Chart and figure data

::::

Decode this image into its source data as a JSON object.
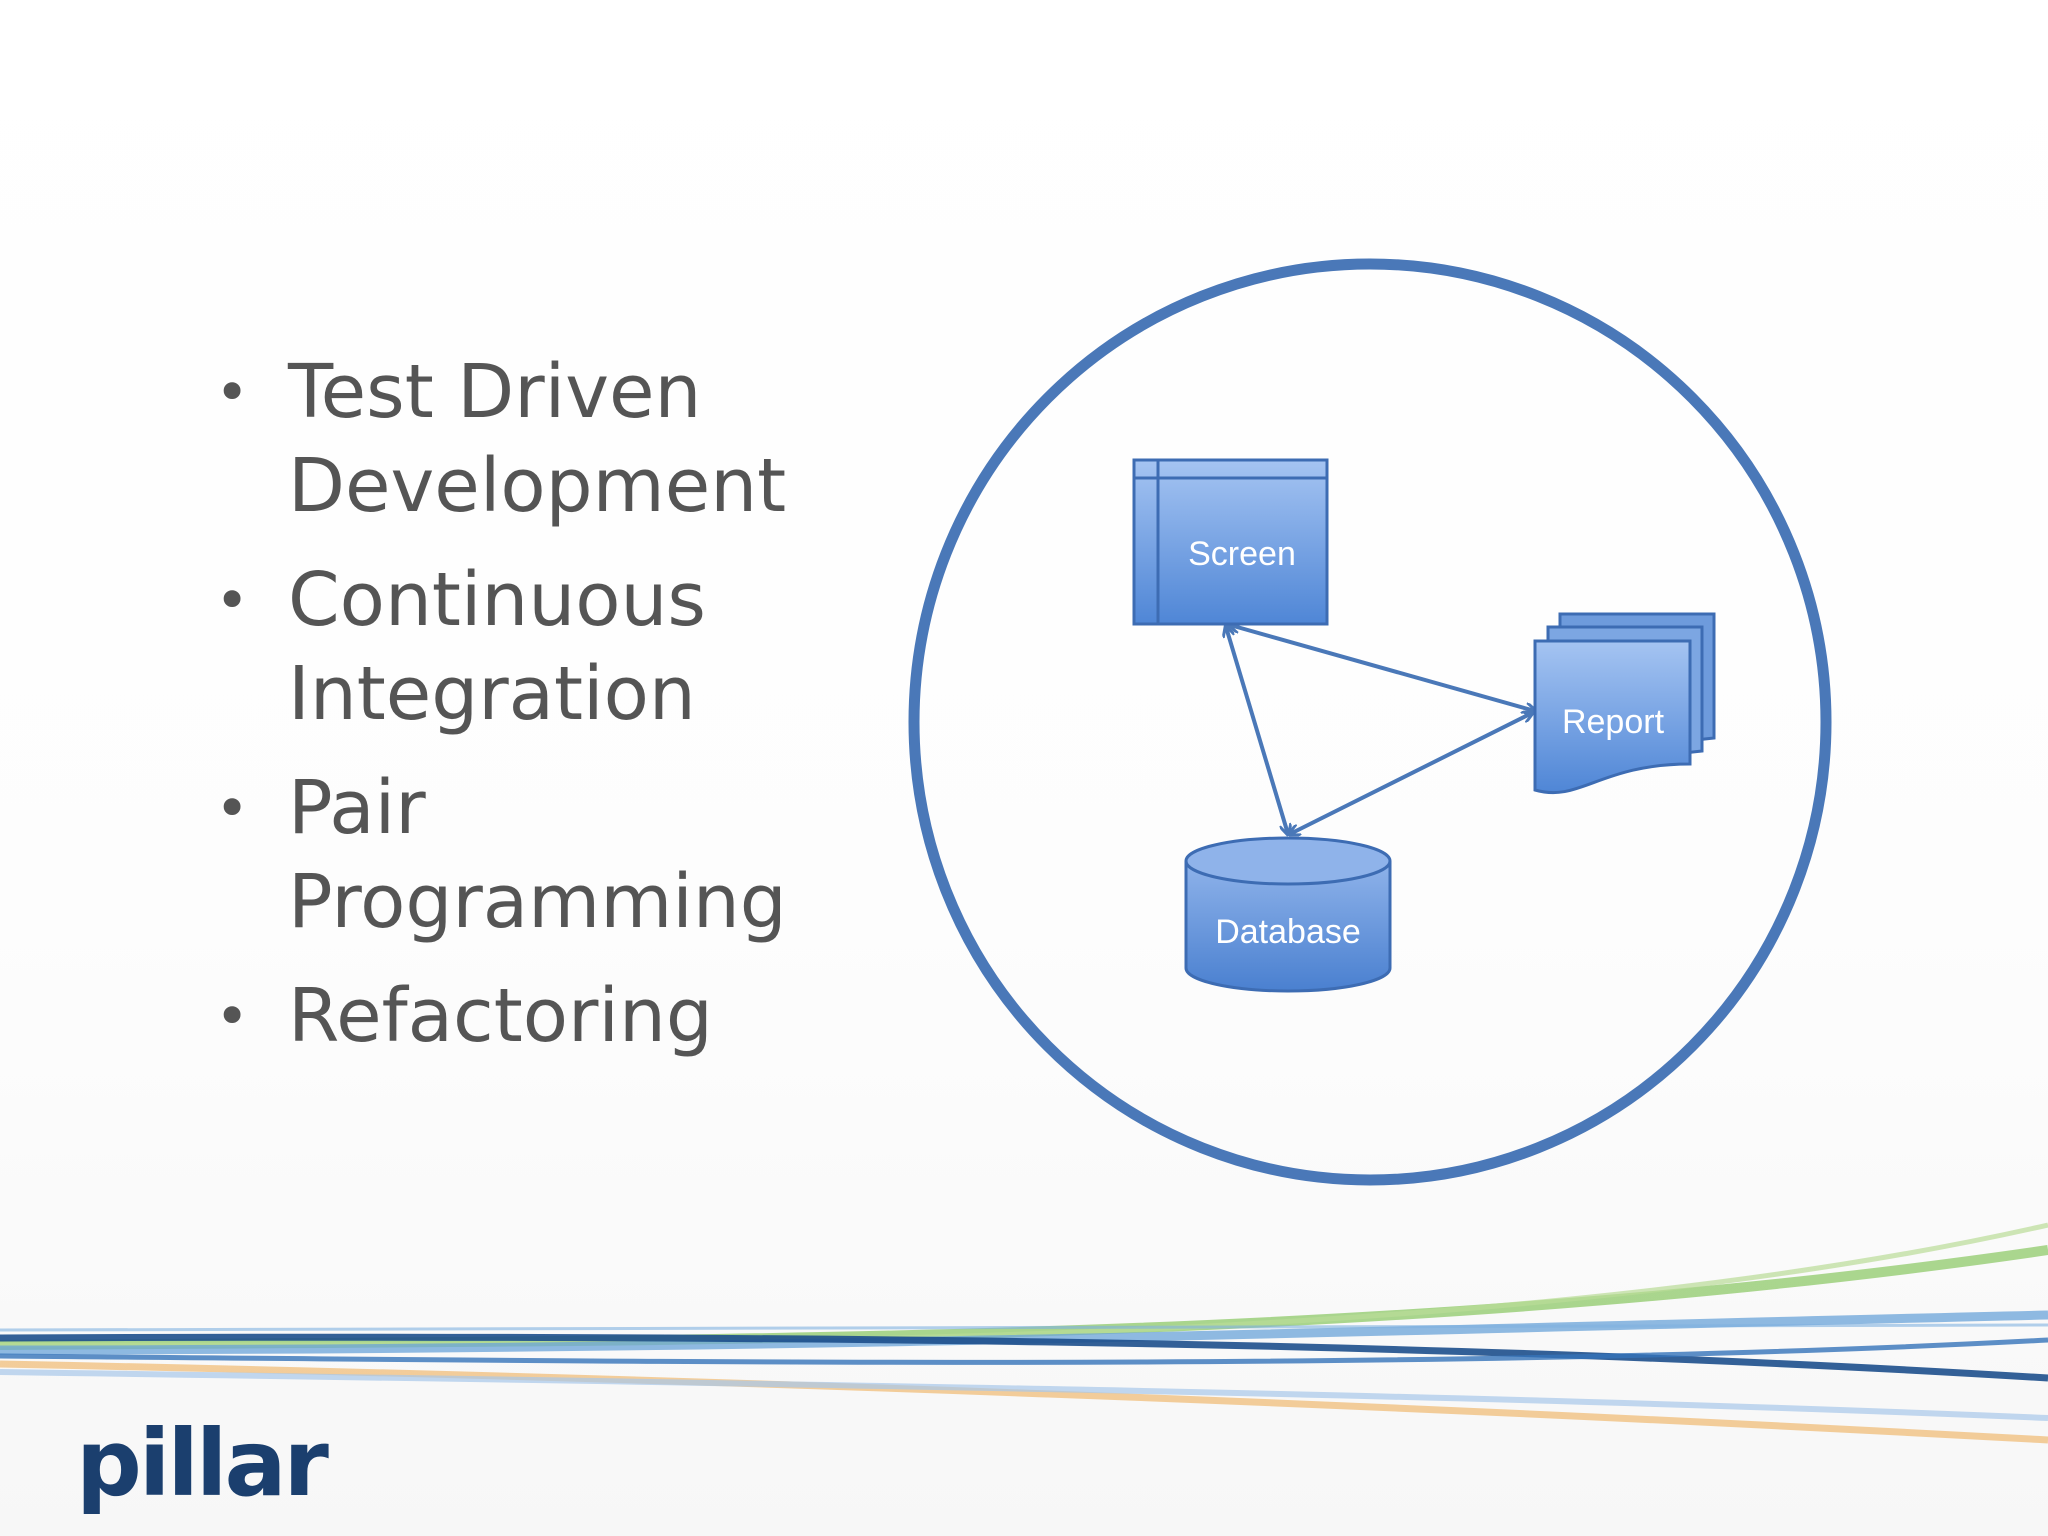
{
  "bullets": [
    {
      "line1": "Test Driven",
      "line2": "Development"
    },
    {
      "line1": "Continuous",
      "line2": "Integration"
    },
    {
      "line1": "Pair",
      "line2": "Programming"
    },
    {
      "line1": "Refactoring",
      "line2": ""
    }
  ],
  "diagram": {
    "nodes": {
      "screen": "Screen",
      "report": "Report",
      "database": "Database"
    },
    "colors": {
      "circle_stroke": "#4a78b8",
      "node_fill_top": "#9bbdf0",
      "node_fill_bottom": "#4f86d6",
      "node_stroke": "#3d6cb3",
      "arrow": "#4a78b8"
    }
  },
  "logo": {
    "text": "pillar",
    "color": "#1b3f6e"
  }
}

::::

> [Task prompt]
The listing above needs to be output again exactly. Don't include the pictures.

> [Response to this task]
Decode this image into its source data as a JSON object.
{
  "bullets": [
    {
      "line1": "Test Driven",
      "line2": "Development"
    },
    {
      "line1": "Continuous",
      "line2": "Integration"
    },
    {
      "line1": "Pair",
      "line2": "Programming"
    },
    {
      "line1": "Refactoring",
      "line2": ""
    }
  ],
  "diagram": {
    "nodes": {
      "screen": "Screen",
      "report": "Report",
      "database": "Database"
    },
    "colors": {
      "circle_stroke": "#4a78b8",
      "node_fill_top": "#9bbdf0",
      "node_fill_bottom": "#4f86d6",
      "node_stroke": "#3d6cb3",
      "arrow": "#4a78b8"
    }
  },
  "logo": {
    "text": "pillar",
    "color": "#1b3f6e"
  }
}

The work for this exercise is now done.